### What you need to do
Look for the string "text" in every line, and copy each line that has it.

--*--

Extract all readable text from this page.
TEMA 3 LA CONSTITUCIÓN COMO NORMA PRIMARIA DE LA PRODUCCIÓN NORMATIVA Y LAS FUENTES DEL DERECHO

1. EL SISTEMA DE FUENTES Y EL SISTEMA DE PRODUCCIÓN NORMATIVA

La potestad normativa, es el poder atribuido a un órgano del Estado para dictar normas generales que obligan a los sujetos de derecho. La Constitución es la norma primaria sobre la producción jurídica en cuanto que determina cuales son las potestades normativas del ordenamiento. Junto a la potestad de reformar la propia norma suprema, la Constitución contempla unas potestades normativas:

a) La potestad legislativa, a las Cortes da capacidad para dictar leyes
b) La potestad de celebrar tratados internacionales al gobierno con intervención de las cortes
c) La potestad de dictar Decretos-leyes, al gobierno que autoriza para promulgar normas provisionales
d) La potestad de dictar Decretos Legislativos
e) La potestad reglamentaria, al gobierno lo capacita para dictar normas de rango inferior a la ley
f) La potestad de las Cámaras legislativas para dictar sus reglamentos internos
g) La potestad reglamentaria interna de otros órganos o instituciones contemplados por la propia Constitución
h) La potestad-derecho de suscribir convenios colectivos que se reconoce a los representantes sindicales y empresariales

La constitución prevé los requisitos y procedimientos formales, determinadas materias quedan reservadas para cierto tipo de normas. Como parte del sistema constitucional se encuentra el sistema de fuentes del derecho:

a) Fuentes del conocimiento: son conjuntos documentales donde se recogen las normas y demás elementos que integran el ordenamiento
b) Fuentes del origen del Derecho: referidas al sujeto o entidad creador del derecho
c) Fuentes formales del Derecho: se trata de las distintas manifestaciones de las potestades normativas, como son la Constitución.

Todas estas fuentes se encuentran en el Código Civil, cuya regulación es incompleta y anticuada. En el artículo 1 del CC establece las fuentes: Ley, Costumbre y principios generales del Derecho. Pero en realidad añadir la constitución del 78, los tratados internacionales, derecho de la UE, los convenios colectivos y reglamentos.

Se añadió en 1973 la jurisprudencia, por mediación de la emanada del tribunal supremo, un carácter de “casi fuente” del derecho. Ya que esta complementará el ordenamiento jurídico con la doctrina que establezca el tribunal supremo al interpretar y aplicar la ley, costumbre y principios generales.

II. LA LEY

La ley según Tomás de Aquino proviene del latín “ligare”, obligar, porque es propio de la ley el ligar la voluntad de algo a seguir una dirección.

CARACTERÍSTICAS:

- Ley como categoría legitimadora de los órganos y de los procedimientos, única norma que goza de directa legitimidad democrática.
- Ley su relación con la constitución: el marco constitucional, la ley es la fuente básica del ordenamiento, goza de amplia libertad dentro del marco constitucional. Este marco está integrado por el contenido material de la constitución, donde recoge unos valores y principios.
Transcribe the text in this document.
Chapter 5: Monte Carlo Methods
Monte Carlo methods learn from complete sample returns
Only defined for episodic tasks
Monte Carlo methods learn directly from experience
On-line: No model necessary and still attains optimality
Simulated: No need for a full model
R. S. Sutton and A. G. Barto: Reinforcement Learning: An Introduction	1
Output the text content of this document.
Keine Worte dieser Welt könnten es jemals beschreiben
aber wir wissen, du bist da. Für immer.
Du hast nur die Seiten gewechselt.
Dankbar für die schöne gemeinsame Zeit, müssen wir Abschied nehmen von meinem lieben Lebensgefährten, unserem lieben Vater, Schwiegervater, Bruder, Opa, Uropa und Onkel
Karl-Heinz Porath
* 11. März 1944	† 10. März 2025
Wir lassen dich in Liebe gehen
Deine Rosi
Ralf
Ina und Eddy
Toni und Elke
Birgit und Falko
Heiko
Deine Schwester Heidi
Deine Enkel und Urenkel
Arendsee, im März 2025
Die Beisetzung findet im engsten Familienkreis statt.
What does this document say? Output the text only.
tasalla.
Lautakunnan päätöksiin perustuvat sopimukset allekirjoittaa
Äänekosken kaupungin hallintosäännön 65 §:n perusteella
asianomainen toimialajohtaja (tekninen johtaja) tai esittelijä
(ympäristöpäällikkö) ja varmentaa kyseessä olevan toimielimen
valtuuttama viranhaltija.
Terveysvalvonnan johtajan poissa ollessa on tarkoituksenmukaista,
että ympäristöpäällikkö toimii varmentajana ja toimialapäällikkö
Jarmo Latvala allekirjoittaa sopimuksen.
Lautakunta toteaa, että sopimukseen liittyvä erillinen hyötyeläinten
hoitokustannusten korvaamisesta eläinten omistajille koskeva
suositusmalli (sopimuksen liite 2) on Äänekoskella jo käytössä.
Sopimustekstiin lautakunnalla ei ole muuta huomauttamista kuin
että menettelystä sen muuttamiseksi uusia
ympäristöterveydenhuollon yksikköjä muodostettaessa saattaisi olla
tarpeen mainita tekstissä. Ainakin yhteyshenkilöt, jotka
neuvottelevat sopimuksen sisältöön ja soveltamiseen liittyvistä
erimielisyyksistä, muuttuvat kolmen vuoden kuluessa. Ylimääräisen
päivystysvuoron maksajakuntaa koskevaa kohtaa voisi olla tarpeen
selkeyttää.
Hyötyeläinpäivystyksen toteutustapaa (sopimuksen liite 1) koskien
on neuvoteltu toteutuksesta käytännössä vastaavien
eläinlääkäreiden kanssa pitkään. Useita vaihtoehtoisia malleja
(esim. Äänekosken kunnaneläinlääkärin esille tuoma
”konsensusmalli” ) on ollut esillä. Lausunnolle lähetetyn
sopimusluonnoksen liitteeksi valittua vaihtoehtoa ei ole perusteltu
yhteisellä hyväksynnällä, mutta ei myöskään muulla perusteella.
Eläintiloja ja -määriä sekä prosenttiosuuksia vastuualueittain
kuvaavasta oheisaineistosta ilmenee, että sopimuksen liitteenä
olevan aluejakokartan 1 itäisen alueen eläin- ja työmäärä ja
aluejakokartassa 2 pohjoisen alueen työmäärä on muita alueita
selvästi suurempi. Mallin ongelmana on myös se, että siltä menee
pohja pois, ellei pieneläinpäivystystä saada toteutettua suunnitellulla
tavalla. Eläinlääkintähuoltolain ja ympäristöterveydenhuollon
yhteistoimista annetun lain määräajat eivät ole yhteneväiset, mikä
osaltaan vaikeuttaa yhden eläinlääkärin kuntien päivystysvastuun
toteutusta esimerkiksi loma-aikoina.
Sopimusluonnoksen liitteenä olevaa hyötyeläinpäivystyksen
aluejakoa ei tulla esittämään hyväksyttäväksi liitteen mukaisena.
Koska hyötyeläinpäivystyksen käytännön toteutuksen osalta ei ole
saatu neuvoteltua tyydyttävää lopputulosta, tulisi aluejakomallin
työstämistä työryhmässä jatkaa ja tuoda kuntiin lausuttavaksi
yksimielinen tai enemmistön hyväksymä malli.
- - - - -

--*--

### Exercise solution
Extract all readable text from this page.
Transcribe the text in this document.
Output the text content of this document.
What does this document say? Output the text only.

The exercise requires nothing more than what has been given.